- AIM OF THE EXERCISE -
Exact repetition of every entry is required.

>> start DATA

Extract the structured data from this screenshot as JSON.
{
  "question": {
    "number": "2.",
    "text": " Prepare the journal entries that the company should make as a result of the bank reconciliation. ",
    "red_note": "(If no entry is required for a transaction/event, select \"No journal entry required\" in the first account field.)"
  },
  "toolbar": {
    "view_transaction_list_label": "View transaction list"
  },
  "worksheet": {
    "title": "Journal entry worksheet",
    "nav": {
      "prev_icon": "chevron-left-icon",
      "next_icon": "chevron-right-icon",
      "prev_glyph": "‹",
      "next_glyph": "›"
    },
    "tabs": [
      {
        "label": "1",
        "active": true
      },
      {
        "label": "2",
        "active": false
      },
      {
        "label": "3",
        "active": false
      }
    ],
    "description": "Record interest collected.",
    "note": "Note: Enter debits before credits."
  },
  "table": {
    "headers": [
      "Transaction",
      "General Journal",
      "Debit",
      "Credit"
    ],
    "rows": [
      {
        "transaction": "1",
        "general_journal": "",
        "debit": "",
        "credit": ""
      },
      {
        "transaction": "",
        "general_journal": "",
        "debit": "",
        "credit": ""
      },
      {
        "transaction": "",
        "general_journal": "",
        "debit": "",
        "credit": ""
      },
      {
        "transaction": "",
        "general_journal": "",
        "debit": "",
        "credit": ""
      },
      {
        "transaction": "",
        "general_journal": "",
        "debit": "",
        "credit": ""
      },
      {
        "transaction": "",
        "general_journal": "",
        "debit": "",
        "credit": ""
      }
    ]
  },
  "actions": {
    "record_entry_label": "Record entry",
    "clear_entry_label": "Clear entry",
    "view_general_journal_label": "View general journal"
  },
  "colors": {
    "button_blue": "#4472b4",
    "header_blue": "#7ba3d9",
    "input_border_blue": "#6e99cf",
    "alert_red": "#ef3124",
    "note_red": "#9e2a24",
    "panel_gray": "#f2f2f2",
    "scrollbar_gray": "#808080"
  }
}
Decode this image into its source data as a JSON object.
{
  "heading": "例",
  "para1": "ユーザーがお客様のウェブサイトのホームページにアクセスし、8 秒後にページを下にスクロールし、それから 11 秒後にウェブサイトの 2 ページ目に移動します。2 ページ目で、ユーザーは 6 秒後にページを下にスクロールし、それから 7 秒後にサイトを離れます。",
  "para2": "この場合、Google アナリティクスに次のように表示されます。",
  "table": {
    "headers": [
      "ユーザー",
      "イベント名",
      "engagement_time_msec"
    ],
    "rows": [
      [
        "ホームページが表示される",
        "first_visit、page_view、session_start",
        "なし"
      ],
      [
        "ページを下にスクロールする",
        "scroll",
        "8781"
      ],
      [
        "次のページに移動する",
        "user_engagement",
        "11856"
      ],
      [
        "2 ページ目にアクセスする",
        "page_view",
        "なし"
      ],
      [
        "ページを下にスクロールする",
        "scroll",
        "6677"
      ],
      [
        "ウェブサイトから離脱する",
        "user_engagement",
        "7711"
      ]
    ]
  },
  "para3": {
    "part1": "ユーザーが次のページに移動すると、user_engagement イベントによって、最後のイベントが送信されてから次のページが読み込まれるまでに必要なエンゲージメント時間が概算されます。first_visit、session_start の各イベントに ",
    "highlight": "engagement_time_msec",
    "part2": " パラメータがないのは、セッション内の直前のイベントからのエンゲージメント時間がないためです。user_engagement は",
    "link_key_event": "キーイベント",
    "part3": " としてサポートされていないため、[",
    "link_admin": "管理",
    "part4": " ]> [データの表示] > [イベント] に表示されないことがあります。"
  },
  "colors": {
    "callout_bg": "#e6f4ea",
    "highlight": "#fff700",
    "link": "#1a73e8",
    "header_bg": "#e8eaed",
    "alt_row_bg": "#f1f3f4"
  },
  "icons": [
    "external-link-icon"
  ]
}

>> end DATA

- WRITTEN RESPONSE -
Extract the structured data from this screenshot as JSON.
{
  "question": {
    "number": "2.",
    "text": " Prepare the journal entries that the company should make as a result of the bank reconciliation. ",
    "red_note": "(If no entry is required for a transaction/event, select \"No journal entry required\" in the first account field.)"
  },
  "toolbar": {
    "view_transaction_list_label": "View transaction list"
  },
  "worksheet": {
    "title": "Journal entry worksheet",
    "nav": {
      "prev_icon": "chevron-left-icon",
      "next_icon": "chevron-right-icon",
      "prev_glyph": "‹",
      "next_glyph": "›"
    },
    "tabs": [
      {
        "label": "1",
        "active": true
      },
      {
        "label": "2",
        "active": false
      },
      {
        "label": "3",
        "active": false
      }
    ],
    "description": "Record interest collected.",
    "note": "Note: Enter debits before credits."
  },
  "table": {
    "headers": [
      "Transaction",
      "General Journal",
      "Debit",
      "Credit"
    ],
    "rows": [
      {
        "transaction": "1",
        "general_journal": "",
        "debit": "",
        "credit": ""
      },
      {
        "transaction": "",
        "general_journal": "",
        "debit": "",
        "credit": ""
      },
      {
        "transaction": "",
        "general_journal": "",
        "debit": "",
        "credit": ""
      },
      {
        "transaction": "",
        "general_journal": "",
        "debit": "",
        "credit": ""
      },
      {
        "transaction": "",
        "general_journal": "",
        "debit": "",
        "credit": ""
      },
      {
        "transaction": "",
        "general_journal": "",
        "debit": "",
        "credit": ""
      }
    ]
  },
  "actions": {
    "record_entry_label": "Record entry",
    "clear_entry_label": "Clear entry",
    "view_general_journal_label": "View general journal"
  },
  "colors": {
    "button_blue": "#4472b4",
    "header_blue": "#7ba3d9",
    "input_border_blue": "#6e99cf",
    "alert_red": "#ef3124",
    "note_red": "#9e2a24",
    "panel_gray": "#f2f2f2",
    "scrollbar_gray": "#808080"
  }
}
Decode this image into its source data as a JSON object.
{
  "heading": "例",
  "para1": "ユーザーがお客様のウェブサイトのホームページにアクセスし、8 秒後にページを下にスクロールし、それから 11 秒後にウェブサイトの 2 ページ目に移動します。2 ページ目で、ユーザーは 6 秒後にページを下にスクロールし、それから 7 秒後にサイトを離れます。",
  "para2": "この場合、Google アナリティクスに次のように表示されます。",
  "table": {
    "headers": [
      "ユーザー",
      "イベント名",
      "engagement_time_msec"
    ],
    "rows": [
      [
        "ホームページが表示される",
        "first_visit、page_view、session_start",
        "なし"
      ],
      [
        "ページを下にスクロールする",
        "scroll",
        "8781"
      ],
      [
        "次のページに移動する",
        "user_engagement",
        "11856"
      ],
      [
        "2 ページ目にアクセスする",
        "page_view",
        "なし"
      ],
      [
        "ページを下にスクロールする",
        "scroll",
        "6677"
      ],
      [
        "ウェブサイトから離脱する",
        "user_engagement",
        "7711"
      ]
    ]
  },
  "para3": {
    "part1": "ユーザーが次のページに移動すると、user_engagement イベントによって、最後のイベントが送信されてから次のページが読み込まれるまでに必要なエンゲージメント時間が概算されます。first_visit、session_start の各イベントに ",
    "highlight": "engagement_time_msec",
    "part2": " パラメータがないのは、セッション内の直前のイベントからのエンゲージメント時間がないためです。user_engagement は",
    "link_key_event": "キーイベント",
    "part3": " としてサポートされていないため、[",
    "link_admin": "管理",
    "part4": " ]> [データの表示] > [イベント] に表示されないことがあります。"
  },
  "colors": {
    "callout_bg": "#e6f4ea",
    "highlight": "#fff700",
    "link": "#1a73e8",
    "header_bg": "#e8eaed",
    "alt_row_bg": "#f1f3f4"
  },
  "icons": [
    "external-link-icon"
  ]
}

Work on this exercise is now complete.